Gather each line of the records where "запасов" appears.

-- START --

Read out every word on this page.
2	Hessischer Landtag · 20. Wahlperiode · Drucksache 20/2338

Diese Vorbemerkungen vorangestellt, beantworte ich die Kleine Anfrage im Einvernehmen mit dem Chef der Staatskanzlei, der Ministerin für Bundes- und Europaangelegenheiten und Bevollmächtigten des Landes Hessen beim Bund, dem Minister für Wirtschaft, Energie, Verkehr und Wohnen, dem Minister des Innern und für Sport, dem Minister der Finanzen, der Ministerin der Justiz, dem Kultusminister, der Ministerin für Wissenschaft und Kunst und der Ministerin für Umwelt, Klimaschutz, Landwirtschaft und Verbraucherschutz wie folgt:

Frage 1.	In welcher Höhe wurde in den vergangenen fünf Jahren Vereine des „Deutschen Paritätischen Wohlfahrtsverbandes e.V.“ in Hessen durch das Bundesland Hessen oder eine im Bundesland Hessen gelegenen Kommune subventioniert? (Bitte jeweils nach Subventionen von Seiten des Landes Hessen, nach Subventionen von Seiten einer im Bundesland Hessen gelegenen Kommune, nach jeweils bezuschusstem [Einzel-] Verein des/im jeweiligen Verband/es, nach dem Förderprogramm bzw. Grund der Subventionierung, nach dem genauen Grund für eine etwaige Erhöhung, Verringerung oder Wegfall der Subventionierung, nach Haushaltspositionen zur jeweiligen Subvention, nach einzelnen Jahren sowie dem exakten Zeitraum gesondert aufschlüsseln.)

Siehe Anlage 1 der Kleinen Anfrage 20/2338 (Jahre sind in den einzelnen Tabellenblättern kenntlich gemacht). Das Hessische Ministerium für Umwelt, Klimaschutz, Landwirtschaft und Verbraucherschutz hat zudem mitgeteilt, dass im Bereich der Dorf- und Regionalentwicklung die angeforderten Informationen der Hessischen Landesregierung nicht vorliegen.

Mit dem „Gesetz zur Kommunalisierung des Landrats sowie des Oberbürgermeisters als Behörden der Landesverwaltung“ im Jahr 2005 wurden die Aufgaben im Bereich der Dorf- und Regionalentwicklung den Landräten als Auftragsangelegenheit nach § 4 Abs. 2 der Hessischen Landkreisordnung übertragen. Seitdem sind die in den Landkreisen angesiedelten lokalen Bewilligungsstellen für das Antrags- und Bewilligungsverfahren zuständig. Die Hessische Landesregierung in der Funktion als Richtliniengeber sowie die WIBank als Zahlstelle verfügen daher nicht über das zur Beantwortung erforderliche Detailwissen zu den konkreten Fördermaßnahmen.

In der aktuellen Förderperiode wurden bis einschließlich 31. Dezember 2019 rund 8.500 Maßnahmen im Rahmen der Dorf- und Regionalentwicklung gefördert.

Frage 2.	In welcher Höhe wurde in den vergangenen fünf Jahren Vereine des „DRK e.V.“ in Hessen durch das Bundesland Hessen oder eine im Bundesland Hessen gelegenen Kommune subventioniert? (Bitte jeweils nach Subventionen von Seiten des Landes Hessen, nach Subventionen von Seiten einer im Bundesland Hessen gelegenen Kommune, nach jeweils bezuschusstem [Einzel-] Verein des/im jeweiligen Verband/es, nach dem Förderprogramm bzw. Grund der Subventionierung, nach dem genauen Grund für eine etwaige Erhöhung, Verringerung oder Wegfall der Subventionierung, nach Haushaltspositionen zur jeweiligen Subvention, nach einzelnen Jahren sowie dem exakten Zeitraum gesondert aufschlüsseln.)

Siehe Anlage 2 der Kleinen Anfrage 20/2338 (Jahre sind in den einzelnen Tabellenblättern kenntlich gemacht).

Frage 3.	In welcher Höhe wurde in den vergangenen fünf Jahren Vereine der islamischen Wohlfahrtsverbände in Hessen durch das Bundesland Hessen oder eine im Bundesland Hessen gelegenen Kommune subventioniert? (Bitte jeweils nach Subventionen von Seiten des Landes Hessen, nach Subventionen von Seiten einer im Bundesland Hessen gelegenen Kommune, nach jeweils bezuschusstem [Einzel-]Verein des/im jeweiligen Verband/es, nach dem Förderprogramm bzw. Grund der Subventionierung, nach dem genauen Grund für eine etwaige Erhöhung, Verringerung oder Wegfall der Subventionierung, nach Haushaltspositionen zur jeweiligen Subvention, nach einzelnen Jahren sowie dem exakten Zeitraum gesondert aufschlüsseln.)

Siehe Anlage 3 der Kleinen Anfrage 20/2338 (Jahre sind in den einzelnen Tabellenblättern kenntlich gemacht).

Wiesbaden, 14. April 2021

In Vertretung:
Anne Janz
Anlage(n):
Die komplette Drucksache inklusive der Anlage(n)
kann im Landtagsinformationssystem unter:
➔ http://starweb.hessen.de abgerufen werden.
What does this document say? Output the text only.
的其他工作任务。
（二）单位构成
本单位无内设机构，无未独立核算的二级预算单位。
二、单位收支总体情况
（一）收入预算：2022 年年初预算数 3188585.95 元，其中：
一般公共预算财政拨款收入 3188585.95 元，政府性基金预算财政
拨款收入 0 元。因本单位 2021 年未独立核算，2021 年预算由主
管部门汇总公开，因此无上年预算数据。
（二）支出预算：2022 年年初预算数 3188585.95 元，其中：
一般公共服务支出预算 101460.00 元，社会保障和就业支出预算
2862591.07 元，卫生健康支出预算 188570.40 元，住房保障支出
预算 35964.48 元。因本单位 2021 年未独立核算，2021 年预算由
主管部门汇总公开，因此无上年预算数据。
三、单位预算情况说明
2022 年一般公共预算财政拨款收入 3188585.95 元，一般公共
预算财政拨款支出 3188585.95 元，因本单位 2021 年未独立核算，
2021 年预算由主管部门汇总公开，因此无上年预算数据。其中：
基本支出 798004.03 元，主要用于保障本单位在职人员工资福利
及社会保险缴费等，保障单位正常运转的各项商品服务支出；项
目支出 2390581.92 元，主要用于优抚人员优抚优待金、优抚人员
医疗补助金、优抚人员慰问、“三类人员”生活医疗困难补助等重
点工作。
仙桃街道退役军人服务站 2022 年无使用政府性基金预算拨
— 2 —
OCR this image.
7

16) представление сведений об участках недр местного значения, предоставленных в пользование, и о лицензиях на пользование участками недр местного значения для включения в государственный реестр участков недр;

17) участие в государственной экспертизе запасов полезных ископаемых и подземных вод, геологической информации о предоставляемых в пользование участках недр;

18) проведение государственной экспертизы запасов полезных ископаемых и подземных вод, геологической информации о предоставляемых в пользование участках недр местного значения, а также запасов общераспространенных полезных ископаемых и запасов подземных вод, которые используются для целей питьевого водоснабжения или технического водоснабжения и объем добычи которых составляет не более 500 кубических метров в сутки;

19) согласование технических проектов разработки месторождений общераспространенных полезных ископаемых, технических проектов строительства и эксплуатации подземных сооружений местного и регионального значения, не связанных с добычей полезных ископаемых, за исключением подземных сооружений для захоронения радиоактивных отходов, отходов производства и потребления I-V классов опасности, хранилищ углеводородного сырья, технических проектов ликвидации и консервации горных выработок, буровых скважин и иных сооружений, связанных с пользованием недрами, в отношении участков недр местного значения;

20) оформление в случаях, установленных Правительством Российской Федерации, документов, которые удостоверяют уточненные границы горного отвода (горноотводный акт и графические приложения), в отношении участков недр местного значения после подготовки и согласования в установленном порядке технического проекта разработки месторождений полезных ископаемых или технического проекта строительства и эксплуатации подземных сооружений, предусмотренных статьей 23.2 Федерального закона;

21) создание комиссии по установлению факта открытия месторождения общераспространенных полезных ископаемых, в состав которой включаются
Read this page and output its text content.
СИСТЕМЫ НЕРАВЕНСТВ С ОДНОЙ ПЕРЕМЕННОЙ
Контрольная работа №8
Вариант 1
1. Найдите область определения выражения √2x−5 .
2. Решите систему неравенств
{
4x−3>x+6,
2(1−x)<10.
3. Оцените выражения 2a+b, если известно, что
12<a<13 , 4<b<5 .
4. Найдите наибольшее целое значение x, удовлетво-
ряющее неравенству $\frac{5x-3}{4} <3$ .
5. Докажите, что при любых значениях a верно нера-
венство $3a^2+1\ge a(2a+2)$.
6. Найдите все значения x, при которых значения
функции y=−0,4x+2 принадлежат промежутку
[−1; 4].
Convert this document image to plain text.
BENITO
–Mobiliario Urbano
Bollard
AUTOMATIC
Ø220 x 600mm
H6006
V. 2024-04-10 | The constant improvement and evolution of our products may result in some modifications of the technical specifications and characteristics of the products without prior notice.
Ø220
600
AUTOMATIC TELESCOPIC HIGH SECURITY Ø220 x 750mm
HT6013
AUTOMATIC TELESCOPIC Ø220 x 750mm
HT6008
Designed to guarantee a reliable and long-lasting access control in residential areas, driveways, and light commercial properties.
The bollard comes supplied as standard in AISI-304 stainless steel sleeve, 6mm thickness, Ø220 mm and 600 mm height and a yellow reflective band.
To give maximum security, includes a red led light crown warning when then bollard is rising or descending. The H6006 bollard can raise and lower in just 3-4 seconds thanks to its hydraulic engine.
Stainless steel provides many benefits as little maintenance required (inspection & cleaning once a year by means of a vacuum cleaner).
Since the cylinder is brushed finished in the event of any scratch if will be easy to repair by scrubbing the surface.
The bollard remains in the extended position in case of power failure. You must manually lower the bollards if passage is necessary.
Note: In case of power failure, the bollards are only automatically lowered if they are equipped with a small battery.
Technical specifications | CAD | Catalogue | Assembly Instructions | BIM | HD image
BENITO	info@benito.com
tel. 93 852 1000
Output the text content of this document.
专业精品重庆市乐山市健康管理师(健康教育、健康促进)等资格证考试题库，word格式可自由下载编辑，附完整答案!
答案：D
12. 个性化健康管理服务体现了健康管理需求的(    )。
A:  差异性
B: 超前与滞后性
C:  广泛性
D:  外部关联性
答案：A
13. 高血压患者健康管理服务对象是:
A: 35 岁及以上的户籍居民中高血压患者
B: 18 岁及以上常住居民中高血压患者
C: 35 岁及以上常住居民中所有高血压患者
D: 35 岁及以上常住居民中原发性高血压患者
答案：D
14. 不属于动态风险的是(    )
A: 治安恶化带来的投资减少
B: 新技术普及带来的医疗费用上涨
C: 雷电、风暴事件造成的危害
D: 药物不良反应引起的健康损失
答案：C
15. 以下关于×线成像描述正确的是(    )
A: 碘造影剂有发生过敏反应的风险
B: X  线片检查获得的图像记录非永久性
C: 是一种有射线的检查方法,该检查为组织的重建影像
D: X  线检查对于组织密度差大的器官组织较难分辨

-- END --

- _Task response_:
17) участие в государственной экспертизе запасов полезных ископаемых и подземных вод, геологической информации о предоставляемых в пользование участках недр;
18) проведение государственной экспертизы запасов полезных ископаемых и подземных вод, геологической информации о предоставляемых в пользование участках недр местного значения, а также запасов общераспространенных полезных ископаемых и запасов подземных вод, которые используются для целей питьевого водоснабжения или технического водоснабжения и объем добычи которых составляет не более 500 кубических метров в сутки;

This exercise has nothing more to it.